### Raw records ###
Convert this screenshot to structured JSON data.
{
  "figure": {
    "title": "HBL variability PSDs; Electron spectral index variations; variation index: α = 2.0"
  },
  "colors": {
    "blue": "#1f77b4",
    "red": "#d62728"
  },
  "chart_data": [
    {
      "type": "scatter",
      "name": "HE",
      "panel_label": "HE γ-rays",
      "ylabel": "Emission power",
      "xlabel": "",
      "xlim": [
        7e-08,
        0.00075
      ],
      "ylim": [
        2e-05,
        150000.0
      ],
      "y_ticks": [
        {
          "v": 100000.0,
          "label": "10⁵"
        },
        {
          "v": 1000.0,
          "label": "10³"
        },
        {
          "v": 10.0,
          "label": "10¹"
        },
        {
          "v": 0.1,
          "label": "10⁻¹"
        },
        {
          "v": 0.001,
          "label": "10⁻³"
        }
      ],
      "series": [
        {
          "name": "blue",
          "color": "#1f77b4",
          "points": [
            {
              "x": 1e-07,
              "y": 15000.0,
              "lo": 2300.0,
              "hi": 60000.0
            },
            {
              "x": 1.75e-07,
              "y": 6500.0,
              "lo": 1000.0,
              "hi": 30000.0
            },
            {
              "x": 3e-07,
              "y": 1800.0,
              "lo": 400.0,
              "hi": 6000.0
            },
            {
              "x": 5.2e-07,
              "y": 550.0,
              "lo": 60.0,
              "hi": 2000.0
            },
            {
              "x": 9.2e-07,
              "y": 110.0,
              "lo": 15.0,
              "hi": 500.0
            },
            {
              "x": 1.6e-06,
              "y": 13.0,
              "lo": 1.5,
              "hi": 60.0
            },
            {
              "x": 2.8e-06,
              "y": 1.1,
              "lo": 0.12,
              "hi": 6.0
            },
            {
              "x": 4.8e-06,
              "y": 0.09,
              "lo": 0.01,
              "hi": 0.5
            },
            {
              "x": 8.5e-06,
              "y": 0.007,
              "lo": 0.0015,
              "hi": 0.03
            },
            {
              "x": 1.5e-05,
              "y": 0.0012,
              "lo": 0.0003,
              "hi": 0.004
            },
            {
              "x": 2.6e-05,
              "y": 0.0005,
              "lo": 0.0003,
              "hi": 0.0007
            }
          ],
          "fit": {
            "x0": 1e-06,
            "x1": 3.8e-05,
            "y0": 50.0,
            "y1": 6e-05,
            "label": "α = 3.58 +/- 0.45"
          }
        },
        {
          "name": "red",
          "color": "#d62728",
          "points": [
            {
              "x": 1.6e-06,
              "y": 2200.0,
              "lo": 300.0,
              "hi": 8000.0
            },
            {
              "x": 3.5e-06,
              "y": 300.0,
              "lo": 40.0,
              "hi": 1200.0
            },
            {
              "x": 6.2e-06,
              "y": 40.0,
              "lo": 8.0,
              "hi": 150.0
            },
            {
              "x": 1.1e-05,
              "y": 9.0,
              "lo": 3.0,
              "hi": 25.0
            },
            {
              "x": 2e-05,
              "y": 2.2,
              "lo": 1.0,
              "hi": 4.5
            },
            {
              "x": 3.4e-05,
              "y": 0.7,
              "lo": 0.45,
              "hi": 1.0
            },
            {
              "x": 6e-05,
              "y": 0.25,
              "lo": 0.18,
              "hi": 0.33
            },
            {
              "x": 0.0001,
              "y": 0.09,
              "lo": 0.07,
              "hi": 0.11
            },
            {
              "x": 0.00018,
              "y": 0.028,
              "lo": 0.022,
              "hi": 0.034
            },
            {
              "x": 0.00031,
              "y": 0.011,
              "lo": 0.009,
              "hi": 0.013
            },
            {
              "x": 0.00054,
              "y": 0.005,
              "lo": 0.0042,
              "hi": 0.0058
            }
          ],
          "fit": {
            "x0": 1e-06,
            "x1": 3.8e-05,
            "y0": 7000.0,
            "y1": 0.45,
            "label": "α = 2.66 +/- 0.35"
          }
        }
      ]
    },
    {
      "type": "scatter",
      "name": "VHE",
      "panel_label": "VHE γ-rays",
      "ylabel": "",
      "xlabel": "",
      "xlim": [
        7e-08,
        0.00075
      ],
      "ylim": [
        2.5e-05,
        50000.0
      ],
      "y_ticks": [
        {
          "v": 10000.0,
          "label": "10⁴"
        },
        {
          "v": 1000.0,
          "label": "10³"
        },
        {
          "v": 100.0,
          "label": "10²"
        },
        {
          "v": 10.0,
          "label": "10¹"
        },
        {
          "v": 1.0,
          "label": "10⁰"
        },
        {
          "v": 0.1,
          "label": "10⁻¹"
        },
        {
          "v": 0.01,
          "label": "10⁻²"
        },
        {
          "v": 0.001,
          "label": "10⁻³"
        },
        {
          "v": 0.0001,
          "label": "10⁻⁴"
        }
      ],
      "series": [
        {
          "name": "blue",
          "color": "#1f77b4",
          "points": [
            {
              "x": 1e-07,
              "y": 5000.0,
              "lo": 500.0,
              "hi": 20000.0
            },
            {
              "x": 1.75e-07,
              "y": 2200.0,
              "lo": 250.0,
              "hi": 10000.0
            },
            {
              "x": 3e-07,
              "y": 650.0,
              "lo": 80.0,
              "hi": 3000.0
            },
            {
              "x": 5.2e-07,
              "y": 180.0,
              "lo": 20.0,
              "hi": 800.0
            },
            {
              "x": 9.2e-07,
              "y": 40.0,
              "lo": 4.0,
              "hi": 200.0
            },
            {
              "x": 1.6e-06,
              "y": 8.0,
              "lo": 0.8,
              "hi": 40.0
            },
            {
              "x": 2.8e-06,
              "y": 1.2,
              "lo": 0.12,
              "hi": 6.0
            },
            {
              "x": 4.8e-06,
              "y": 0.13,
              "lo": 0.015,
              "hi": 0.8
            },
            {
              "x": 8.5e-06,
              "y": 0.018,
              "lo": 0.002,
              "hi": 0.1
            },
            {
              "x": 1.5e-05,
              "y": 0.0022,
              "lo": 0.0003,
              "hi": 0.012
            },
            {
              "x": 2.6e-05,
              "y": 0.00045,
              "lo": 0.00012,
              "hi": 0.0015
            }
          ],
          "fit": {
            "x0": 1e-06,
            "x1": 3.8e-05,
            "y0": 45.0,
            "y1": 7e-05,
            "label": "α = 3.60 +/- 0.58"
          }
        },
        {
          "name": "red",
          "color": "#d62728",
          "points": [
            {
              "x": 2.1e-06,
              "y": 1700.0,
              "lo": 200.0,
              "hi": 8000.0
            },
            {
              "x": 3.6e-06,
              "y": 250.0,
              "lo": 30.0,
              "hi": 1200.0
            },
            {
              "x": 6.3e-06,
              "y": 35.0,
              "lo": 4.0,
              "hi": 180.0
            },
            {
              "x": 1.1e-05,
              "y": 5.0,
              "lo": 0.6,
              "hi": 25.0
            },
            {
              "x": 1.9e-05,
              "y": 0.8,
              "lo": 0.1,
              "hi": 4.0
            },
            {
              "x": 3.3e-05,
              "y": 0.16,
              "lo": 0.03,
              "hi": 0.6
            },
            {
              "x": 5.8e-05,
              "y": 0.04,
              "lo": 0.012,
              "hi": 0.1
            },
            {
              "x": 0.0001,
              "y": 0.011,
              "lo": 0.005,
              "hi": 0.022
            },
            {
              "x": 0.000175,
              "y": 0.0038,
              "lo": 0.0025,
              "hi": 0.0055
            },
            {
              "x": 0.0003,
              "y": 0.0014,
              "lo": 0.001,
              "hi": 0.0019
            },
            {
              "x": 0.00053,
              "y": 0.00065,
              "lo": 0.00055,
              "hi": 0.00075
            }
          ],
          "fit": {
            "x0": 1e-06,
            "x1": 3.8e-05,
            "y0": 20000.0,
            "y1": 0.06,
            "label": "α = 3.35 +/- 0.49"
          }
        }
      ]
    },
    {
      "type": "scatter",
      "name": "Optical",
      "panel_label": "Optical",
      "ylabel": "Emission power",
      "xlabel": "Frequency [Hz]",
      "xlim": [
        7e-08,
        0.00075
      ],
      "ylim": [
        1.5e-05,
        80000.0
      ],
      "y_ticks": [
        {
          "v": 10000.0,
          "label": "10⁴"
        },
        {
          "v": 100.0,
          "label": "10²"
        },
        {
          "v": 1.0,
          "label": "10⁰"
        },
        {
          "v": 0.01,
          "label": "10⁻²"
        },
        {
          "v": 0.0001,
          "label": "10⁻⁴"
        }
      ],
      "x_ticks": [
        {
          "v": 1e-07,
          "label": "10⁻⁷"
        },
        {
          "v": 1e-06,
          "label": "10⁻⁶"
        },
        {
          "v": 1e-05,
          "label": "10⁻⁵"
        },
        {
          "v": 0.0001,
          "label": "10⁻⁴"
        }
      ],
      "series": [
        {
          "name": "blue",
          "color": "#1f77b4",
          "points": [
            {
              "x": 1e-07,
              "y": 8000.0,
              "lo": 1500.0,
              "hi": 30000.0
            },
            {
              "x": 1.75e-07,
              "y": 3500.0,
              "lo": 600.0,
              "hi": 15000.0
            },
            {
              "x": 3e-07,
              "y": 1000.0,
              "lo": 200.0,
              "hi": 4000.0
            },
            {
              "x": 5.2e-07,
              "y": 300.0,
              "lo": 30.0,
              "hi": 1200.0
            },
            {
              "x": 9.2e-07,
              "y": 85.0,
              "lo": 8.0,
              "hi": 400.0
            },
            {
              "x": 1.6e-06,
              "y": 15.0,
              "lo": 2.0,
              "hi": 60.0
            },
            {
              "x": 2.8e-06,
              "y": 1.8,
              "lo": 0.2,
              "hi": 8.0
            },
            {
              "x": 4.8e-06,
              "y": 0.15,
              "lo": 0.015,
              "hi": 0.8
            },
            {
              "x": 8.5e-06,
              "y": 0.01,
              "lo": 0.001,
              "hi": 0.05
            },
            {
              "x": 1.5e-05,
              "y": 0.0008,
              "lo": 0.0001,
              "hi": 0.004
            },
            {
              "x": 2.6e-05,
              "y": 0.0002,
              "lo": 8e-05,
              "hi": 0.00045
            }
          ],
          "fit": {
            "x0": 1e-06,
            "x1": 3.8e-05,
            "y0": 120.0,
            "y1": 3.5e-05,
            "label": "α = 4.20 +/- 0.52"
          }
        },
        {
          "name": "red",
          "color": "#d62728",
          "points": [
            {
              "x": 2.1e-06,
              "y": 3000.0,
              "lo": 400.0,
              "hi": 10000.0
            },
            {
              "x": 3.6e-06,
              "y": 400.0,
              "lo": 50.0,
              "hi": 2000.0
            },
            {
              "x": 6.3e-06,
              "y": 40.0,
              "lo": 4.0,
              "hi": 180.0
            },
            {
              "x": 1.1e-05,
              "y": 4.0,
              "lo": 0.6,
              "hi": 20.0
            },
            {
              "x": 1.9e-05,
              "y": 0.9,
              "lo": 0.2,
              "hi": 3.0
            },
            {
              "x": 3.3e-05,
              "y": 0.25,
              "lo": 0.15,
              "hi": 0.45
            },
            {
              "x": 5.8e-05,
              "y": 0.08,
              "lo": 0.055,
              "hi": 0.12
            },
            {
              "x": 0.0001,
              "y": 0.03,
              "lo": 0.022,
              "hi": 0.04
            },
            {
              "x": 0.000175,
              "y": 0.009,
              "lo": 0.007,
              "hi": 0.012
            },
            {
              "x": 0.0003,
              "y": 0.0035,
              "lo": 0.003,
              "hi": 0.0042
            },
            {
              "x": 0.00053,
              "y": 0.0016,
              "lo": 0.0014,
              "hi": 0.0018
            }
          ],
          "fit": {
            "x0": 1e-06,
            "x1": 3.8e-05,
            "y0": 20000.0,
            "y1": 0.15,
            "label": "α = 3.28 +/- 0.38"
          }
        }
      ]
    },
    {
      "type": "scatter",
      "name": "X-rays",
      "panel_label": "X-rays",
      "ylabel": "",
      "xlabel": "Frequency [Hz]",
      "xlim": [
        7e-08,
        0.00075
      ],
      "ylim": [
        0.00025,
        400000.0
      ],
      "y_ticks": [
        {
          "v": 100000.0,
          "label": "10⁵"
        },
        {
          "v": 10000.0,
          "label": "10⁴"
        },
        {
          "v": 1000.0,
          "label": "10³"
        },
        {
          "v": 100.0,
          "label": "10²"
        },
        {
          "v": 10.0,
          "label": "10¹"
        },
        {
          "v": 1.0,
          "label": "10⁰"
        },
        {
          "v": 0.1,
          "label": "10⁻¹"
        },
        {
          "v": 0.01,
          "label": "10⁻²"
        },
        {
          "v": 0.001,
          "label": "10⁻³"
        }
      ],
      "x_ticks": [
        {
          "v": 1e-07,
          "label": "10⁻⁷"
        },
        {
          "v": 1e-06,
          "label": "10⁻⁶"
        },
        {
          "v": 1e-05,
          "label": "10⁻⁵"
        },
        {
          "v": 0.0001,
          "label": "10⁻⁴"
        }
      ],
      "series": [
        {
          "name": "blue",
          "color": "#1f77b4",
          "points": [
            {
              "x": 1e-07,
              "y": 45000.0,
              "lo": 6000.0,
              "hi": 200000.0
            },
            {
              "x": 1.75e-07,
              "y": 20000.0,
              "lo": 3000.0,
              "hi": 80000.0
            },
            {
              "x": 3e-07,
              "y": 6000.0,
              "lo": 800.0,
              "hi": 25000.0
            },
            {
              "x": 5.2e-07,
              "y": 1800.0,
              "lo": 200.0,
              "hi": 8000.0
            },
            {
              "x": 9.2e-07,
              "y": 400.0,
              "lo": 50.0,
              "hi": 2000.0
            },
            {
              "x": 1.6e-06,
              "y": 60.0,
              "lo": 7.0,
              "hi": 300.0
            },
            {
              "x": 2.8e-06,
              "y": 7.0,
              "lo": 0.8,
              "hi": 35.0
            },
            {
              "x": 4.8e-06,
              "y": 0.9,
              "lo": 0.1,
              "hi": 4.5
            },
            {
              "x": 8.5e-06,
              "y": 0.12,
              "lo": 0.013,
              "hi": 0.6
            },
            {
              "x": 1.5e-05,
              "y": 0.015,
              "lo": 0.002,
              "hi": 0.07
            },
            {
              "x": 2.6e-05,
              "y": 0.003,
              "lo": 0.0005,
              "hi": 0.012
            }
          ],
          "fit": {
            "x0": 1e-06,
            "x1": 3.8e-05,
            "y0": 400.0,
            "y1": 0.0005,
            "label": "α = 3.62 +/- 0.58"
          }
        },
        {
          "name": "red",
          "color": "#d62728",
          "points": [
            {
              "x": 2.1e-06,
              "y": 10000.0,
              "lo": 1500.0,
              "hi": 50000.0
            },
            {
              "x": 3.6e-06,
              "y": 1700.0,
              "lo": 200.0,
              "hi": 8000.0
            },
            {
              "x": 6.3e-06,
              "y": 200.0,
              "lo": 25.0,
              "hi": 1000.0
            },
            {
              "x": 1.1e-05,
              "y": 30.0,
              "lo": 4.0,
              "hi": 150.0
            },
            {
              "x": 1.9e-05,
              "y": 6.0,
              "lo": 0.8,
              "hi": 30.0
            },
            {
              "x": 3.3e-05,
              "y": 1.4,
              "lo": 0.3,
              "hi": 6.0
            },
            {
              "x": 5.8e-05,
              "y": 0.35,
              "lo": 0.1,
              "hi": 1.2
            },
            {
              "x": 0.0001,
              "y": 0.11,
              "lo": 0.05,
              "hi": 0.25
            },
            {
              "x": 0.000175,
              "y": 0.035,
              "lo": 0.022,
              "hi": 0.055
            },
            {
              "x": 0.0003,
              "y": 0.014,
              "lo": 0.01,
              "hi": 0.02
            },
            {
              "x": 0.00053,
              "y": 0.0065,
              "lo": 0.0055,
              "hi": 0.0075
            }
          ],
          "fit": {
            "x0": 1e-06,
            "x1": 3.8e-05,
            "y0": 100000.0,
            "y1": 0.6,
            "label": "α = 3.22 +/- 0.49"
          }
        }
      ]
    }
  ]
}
###
Gather each line holding the string "rays".

Written answer:
      "panel_label": "HE γ-rays",
      "panel_label": "VHE γ-rays",
      "name": "X-rays",
      "panel_label": "X-rays",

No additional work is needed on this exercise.